+++ ITEMS
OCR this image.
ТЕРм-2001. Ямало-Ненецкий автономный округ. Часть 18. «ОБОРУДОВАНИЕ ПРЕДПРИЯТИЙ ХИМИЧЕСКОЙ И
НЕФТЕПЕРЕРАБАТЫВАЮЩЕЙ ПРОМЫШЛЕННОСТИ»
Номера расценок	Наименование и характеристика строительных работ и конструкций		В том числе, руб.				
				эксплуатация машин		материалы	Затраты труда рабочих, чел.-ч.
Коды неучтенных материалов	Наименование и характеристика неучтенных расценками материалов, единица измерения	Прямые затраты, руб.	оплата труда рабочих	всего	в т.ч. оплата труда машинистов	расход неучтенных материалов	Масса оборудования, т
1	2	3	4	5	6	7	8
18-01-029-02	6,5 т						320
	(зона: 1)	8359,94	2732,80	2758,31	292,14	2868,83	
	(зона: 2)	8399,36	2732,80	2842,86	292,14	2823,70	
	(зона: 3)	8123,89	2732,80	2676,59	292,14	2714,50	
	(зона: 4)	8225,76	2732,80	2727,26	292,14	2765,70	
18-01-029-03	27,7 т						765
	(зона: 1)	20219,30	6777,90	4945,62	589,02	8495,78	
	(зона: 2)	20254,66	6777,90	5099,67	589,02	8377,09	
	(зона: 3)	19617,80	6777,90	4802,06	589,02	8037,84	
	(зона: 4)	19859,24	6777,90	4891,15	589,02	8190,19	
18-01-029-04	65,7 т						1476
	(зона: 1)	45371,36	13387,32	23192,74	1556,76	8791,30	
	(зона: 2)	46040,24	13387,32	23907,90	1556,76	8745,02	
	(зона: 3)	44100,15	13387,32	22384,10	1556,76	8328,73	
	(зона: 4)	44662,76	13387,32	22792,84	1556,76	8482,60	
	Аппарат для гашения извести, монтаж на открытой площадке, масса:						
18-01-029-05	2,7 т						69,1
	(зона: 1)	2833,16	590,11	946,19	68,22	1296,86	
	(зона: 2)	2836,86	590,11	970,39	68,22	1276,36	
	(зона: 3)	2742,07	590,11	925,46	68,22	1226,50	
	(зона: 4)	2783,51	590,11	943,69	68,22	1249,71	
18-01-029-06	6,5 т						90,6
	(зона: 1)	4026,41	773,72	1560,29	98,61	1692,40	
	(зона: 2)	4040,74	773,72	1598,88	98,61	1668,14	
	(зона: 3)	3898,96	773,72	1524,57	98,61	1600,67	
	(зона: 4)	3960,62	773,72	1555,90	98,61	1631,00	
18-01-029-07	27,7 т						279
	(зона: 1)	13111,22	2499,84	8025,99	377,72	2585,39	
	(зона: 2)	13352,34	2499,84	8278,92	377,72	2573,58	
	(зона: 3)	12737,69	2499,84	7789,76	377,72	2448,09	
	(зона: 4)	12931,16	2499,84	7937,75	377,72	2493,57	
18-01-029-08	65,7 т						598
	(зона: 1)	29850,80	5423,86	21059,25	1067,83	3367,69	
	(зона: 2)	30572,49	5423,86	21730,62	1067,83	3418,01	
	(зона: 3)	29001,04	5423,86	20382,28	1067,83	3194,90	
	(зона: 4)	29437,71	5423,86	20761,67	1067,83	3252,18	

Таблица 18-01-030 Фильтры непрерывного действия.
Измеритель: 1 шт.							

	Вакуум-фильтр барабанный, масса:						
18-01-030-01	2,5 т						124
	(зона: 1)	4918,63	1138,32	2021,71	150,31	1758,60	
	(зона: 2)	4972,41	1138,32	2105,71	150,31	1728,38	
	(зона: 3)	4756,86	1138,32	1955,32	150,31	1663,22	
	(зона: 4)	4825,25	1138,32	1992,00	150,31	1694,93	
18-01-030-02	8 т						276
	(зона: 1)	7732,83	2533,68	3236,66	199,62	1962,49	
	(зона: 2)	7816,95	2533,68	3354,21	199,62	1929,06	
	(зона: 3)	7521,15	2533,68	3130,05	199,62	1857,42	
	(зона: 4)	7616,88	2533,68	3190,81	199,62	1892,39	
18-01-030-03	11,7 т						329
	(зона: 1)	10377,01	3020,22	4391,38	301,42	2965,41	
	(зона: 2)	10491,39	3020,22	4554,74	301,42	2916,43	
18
++++++
▸ **TASK REQUIREMENTS**: Write the complete data out, exactly as above.

▸ **WRITTEN REPLY**:
OCR this image.
ТЕРм-2001. Ямало-Ненецкий автономный округ. Часть 18. «ОБОРУДОВАНИЕ ПРЕДПРИЯТИЙ ХИМИЧЕСКОЙ И
НЕФТЕПЕРЕРАБАТЫВАЮЩЕЙ ПРОМЫШЛЕННОСТИ»
Номера расценок	Наименование и характеристика строительных работ и конструкций		В том числе, руб.				
				эксплуатация машин		материалы	Затраты труда рабочих, чел.-ч.
Коды неучтенных материалов	Наименование и характеристика неучтенных расценками материалов, единица измерения	Прямые затраты, руб.	оплата труда рабочих	всего	в т.ч. оплата труда машинистов	расход неучтенных материалов	Масса оборудования, т
1	2	3	4	5	6	7	8
18-01-029-02	6,5 т						320
	(зона: 1)	8359,94	2732,80	2758,31	292,14	2868,83	
	(зона: 2)	8399,36	2732,80	2842,86	292,14	2823,70	
	(зона: 3)	8123,89	2732,80	2676,59	292,14	2714,50	
	(зона: 4)	8225,76	2732,80	2727,26	292,14	2765,70	
18-01-029-03	27,7 т						765
	(зона: 1)	20219,30	6777,90	4945,62	589,02	8495,78	
	(зона: 2)	20254,66	6777,90	5099,67	589,02	8377,09	
	(зона: 3)	19617,80	6777,90	4802,06	589,02	8037,84	
	(зона: 4)	19859,24	6777,90	4891,15	589,02	8190,19	
18-01-029-04	65,7 т						1476
	(зона: 1)	45371,36	13387,32	23192,74	1556,76	8791,30	
	(зона: 2)	46040,24	13387,32	23907,90	1556,76	8745,02	
	(зона: 3)	44100,15	13387,32	22384,10	1556,76	8328,73	
	(зона: 4)	44662,76	13387,32	22792,84	1556,76	8482,60	
	Аппарат для гашения извести, монтаж на открытой площадке, масса:						
18-01-029-05	2,7 т						69,1
	(зона: 1)	2833,16	590,11	946,19	68,22	1296,86	
	(зона: 2)	2836,86	590,11	970,39	68,22	1276,36	
	(зона: 3)	2742,07	590,11	925,46	68,22	1226,50	
	(зона: 4)	2783,51	590,11	943,69	68,22	1249,71	
18-01-029-06	6,5 т						90,6
	(зона: 1)	4026,41	773,72	1560,29	98,61	1692,40	
	(зона: 2)	4040,74	773,72	1598,88	98,61	1668,14	
	(зона: 3)	3898,96	773,72	1524,57	98,61	1600,67	
	(зона: 4)	3960,62	773,72	1555,90	98,61	1631,00	
18-01-029-07	27,7 т						279
	(зона: 1)	13111,22	2499,84	8025,99	377,72	2585,39	
	(зона: 2)	13352,34	2499,84	8278,92	377,72	2573,58	
	(зона: 3)	12737,69	2499,84	7789,76	377,72	2448,09	
	(зона: 4)	12931,16	2499,84	7937,75	377,72	2493,57	
18-01-029-08	65,7 т						598
	(зона: 1)	29850,80	5423,86	21059,25	1067,83	3367,69	
	(зона: 2)	30572,49	5423,86	21730,62	1067,83	3418,01	
	(зона: 3)	29001,04	5423,86	20382,28	1067,83	3194,90	
	(зона: 4)	29437,71	5423,86	20761,67	1067,83	3252,18	

Таблица 18-01-030 Фильтры непрерывного действия.
Измеритель: 1 шт.							

	Вакуум-фильтр барабанный, масса:						
18-01-030-01	2,5 т						124
	(зона: 1)	4918,63	1138,32	2021,71	150,31	1758,60	
	(зона: 2)	4972,41	1138,32	2105,71	150,31	1728,38	
	(зона: 3)	4756,86	1138,32	1955,32	150,31	1663,22	
	(зона: 4)	4825,25	1138,32	1992,00	150,31	1694,93	
18-01-030-02	8 т						276
	(зона: 1)	7732,83	2533,68	3236,66	199,62	1962,49	
	(зона: 2)	7816,95	2533,68	3354,21	199,62	1929,06	
	(зона: 3)	7521,15	2533,68	3130,05	199,62	1857,42	
	(зона: 4)	7616,88	2533,68	3190,81	199,62	1892,39	
18-01-030-03	11,7 т						329
	(зона: 1)	10377,01	3020,22	4391,38	301,42	2965,41	
	(зона: 2)	10491,39	3020,22	4554,74	301,42	2916,43	
18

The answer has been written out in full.